GOAL:
Pick out each line of the records that includes the string "Foote", and copy it.

--

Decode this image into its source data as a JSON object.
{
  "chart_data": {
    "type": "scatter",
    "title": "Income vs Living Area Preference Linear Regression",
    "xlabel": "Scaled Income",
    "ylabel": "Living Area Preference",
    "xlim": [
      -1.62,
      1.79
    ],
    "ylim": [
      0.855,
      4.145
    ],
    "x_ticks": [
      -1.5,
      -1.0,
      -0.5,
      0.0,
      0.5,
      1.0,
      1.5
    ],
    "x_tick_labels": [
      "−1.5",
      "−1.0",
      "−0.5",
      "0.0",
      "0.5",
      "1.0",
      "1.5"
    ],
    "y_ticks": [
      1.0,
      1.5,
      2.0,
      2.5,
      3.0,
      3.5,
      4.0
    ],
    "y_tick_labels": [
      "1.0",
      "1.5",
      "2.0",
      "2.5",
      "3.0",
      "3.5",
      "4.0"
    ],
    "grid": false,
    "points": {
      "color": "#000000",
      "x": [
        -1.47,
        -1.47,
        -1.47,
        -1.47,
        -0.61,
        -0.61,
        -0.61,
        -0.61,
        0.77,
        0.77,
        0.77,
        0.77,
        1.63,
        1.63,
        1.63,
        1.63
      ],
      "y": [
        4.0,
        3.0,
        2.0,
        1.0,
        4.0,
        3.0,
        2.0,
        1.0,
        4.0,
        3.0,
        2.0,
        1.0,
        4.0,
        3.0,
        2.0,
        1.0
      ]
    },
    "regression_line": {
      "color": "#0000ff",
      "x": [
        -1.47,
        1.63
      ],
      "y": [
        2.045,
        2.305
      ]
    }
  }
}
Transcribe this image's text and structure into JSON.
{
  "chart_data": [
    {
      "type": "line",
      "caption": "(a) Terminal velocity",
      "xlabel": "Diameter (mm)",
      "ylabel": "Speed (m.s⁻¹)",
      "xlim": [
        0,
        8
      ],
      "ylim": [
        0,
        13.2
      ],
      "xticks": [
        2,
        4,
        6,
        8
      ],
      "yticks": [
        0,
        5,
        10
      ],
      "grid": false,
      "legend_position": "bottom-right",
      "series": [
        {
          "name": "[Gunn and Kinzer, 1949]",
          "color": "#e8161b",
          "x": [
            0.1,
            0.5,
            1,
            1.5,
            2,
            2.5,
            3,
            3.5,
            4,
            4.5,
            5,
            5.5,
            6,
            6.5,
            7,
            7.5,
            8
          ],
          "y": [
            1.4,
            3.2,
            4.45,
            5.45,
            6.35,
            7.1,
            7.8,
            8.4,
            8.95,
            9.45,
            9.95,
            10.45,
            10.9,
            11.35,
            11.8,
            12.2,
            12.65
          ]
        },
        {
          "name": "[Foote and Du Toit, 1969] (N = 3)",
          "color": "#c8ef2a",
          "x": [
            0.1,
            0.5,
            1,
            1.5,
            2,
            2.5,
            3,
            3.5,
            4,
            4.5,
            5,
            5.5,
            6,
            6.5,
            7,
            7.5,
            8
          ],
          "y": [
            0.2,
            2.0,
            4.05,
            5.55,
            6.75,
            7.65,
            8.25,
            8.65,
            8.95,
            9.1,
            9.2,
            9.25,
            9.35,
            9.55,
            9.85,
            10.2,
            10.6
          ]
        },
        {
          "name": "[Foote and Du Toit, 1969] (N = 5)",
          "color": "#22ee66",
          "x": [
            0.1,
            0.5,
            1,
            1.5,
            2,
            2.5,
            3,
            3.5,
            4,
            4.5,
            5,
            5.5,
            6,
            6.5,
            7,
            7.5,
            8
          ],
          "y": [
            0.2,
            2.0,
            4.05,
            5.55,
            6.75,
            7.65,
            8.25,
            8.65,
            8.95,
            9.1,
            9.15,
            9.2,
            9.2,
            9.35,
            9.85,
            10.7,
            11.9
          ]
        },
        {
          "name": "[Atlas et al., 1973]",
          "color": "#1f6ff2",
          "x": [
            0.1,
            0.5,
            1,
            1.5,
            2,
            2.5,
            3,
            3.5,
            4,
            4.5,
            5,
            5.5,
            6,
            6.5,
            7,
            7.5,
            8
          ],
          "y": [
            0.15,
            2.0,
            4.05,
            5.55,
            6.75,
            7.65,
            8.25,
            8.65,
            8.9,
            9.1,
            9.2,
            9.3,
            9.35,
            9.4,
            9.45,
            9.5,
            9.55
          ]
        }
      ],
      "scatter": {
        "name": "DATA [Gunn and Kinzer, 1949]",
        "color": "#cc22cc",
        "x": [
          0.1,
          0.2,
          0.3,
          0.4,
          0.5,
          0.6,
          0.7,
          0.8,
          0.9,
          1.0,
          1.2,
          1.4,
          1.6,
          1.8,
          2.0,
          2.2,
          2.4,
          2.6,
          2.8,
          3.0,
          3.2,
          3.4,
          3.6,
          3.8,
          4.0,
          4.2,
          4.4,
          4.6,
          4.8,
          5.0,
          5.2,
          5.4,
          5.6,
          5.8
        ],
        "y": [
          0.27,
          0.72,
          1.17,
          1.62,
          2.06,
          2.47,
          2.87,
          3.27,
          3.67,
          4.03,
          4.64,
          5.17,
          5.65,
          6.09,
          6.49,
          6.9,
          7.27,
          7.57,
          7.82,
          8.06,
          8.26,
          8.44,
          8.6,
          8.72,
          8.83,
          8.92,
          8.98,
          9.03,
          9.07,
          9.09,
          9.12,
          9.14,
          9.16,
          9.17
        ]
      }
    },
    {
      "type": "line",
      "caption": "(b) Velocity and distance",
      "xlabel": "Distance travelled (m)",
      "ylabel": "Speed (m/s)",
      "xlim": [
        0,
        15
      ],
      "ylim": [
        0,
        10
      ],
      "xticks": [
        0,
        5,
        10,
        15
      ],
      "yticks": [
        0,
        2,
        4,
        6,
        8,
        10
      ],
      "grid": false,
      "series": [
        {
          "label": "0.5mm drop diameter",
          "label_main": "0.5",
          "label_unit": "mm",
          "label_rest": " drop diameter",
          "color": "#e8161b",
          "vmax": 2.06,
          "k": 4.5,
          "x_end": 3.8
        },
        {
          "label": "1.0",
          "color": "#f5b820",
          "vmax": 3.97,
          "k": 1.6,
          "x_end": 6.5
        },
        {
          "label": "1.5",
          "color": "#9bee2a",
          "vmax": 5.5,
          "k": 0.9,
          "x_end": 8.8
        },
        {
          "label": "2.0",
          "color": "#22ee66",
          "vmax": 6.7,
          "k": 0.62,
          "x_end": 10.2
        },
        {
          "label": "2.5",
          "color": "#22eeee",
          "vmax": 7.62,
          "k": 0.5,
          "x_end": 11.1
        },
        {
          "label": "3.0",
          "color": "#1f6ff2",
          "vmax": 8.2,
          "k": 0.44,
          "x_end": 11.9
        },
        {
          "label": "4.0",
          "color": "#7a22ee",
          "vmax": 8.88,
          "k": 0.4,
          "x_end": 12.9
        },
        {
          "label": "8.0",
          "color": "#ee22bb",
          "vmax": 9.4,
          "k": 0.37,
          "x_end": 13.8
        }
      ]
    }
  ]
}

--

THE RESULT:
          "name": "[Foote and Du Toit, 1969] (N = 3)",
          "name": "[Foote and Du Toit, 1969] (N = 5)",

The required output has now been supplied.